Problem requirements: Extract the complete listing and output it unchanged.

Given information:
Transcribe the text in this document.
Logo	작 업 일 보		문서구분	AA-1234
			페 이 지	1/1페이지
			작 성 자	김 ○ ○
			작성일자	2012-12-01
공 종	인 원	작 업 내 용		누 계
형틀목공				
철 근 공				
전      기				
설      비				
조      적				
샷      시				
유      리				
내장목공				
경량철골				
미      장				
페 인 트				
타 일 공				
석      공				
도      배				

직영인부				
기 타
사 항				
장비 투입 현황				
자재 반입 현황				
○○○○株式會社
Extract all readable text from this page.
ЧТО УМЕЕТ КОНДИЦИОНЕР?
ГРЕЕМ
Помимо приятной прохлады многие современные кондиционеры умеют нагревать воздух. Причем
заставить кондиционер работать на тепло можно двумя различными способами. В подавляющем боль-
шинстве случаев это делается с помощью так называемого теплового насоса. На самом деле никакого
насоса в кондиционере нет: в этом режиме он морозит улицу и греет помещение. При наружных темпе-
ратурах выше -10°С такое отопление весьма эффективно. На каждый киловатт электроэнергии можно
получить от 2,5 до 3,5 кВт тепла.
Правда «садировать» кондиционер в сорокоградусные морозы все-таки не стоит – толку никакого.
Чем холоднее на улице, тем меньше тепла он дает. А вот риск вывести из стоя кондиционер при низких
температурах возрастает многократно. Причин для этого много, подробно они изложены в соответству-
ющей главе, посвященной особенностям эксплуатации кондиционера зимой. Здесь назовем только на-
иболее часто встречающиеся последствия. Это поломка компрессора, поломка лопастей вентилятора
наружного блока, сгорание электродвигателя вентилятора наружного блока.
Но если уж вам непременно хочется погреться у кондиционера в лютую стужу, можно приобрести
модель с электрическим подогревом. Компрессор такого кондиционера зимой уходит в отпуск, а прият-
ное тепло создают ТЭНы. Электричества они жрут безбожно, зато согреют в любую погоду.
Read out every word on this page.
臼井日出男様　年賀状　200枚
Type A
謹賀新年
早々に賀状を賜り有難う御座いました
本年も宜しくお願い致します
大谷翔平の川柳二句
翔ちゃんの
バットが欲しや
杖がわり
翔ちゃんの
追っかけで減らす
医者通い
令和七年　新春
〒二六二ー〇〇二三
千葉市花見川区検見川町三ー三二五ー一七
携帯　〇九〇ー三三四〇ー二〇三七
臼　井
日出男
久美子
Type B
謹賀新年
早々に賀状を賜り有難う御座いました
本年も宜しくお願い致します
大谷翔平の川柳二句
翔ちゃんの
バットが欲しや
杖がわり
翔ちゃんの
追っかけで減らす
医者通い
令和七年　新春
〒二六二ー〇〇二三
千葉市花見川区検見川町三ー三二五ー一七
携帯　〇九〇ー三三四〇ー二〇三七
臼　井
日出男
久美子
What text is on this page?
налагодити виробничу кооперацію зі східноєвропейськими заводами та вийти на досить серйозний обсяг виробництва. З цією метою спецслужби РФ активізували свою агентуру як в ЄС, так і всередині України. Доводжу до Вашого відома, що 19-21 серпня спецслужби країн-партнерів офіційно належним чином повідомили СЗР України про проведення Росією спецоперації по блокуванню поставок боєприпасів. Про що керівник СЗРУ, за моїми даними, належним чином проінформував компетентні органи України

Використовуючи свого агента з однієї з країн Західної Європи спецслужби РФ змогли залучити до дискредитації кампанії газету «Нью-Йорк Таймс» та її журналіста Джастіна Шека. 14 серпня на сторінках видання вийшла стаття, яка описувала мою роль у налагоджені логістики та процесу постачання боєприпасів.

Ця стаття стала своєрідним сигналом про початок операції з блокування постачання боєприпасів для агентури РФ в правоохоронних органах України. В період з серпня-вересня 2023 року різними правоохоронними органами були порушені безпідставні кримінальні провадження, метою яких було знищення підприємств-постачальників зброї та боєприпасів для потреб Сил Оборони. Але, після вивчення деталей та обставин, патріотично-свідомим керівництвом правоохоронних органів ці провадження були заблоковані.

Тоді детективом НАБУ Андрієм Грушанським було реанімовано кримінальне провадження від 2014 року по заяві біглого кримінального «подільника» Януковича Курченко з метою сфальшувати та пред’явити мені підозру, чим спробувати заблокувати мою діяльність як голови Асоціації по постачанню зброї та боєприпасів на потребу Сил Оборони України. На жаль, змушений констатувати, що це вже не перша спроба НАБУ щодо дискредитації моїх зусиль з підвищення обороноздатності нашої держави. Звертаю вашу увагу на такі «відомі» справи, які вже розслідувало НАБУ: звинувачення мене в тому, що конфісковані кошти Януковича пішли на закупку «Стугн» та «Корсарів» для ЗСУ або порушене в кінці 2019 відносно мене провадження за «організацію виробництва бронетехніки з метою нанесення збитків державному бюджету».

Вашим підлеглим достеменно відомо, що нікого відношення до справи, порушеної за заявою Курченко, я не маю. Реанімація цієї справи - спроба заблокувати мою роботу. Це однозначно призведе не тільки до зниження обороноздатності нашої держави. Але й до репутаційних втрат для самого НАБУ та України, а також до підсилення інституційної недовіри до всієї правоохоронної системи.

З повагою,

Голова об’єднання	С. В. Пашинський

Written response:
Transcribe the text in this document.
Logo	작 업 일 보		문서구분	AA-1234
			페 이 지	1/1페이지
			작 성 자	김 ○ ○
			작성일자	2012-12-01
공 종	인 원	작 업 내 용		누 계
형틀목공				
철 근 공				
전      기				
설      비				
조      적				
샷      시				
유      리				
내장목공				
경량철골				
미      장				
페 인 트				
타 일 공				
석      공				
도      배				

직영인부				
기 타
사 항				
장비 투입 현황				
자재 반입 현황				
○○○○株式會社
Extract all readable text from this page.
ЧТО УМЕЕТ КОНДИЦИОНЕР?
ГРЕЕМ
Помимо приятной прохлады многие современные кондиционеры умеют нагревать воздух. Причем
заставить кондиционер работать на тепло можно двумя различными способами. В подавляющем боль-
шинстве случаев это делается с помощью так называемого теплового насоса. На самом деле никакого
насоса в кондиционере нет: в этом режиме он морозит улицу и греет помещение. При наружных темпе-
ратурах выше -10°С такое отопление весьма эффективно. На каждый киловатт электроэнергии можно
получить от 2,5 до 3,5 кВт тепла.
Правда «садировать» кондиционер в сорокоградусные морозы все-таки не стоит – толку никакого.
Чем холоднее на улице, тем меньше тепла он дает. А вот риск вывести из стоя кондиционер при низких
температурах возрастает многократно. Причин для этого много, подробно они изложены в соответству-
ющей главе, посвященной особенностям эксплуатации кондиционера зимой. Здесь назовем только на-
иболее часто встречающиеся последствия. Это поломка компрессора, поломка лопастей вентилятора
наружного блока, сгорание электродвигателя вентилятора наружного блока.
Но если уж вам непременно хочется погреться у кондиционера в лютую стужу, можно приобрести
модель с электрическим подогревом. Компрессор такого кондиционера зимой уходит в отпуск, а прият-
ное тепло создают ТЭНы. Электричества они жрут безбожно, зато согреют в любую погоду.
Read out every word on this page.
臼井日出男様　年賀状　200枚
Type A
謹賀新年
早々に賀状を賜り有難う御座いました
本年も宜しくお願い致します
大谷翔平の川柳二句
翔ちゃんの
バットが欲しや
杖がわり
翔ちゃんの
追っかけで減らす
医者通い
令和七年　新春
〒二六二ー〇〇二三
千葉市花見川区検見川町三ー三二五ー一七
携帯　〇九〇ー三三四〇ー二〇三七
臼　井
日出男
久美子
Type B
謹賀新年
早々に賀状を賜り有難う御座いました
本年も宜しくお願い致します
大谷翔平の川柳二句
翔ちゃんの
バットが欲しや
杖がわり
翔ちゃんの
追っかけで減らす
医者通い
令和七年　新春
〒二六二ー〇〇二三
千葉市花見川区検見川町三ー三二五ー一七
携帯　〇九〇ー三三四〇ー二〇三七
臼　井
日出男
久美子
What text is on this page?
налагодити виробничу кооперацію зі східноєвропейськими заводами та вийти на досить серйозний обсяг виробництва. З цією метою спецслужби РФ активізували свою агентуру як в ЄС, так і всередині України. Доводжу до Вашого відома, що 19-21 серпня спецслужби країн-партнерів офіційно належним чином повідомили СЗР України про проведення Росією спецоперації по блокуванню поставок боєприпасів. Про що керівник СЗРУ, за моїми даними, належним чином проінформував компетентні органи України

Використовуючи свого агента з однієї з країн Західної Європи спецслужби РФ змогли залучити до дискредитації кампанії газету «Нью-Йорк Таймс» та її журналіста Джастіна Шека. 14 серпня на сторінках видання вийшла стаття, яка описувала мою роль у налагоджені логістики та процесу постачання боєприпасів.

Ця стаття стала своєрідним сигналом про початок операції з блокування постачання боєприпасів для агентури РФ в правоохоронних органах України. В період з серпня-вересня 2023 року різними правоохоронними органами були порушені безпідставні кримінальні провадження, метою яких було знищення підприємств-постачальників зброї та боєприпасів для потреб Сил Оборони. Але, після вивчення деталей та обставин, патріотично-свідомим керівництвом правоохоронних органів ці провадження були заблоковані.

Тоді детективом НАБУ Андрієм Грушанським було реанімовано кримінальне провадження від 2014 року по заяві біглого кримінального «подільника» Януковича Курченко з метою сфальшувати та пред’явити мені підозру, чим спробувати заблокувати мою діяльність як голови Асоціації по постачанню зброї та боєприпасів на потребу Сил Оборони України. На жаль, змушений констатувати, що це вже не перша спроба НАБУ щодо дискредитації моїх зусиль з підвищення обороноздатності нашої держави. Звертаю вашу увагу на такі «відомі» справи, які вже розслідувало НАБУ: звинувачення мене в тому, що конфісковані кошти Януковича пішли на закупку «Стугн» та «Корсарів» для ЗСУ або порушене в кінці 2019 відносно мене провадження за «організацію виробництва бронетехніки з метою нанесення збитків державному бюджету».

Вашим підлеглим достеменно відомо, що нікого відношення до справи, порушеної за заявою Курченко, я не маю. Реанімація цієї справи - спроба заблокувати мою роботу. Це однозначно призведе не тільки до зниження обороноздатності нашої держави. Але й до репутаційних втрат для самого НАБУ та України, а також до підсилення інституційної недовіри до всієї правоохоронної системи.

З повагою,

Голова об’єднання	С. В. Пашинський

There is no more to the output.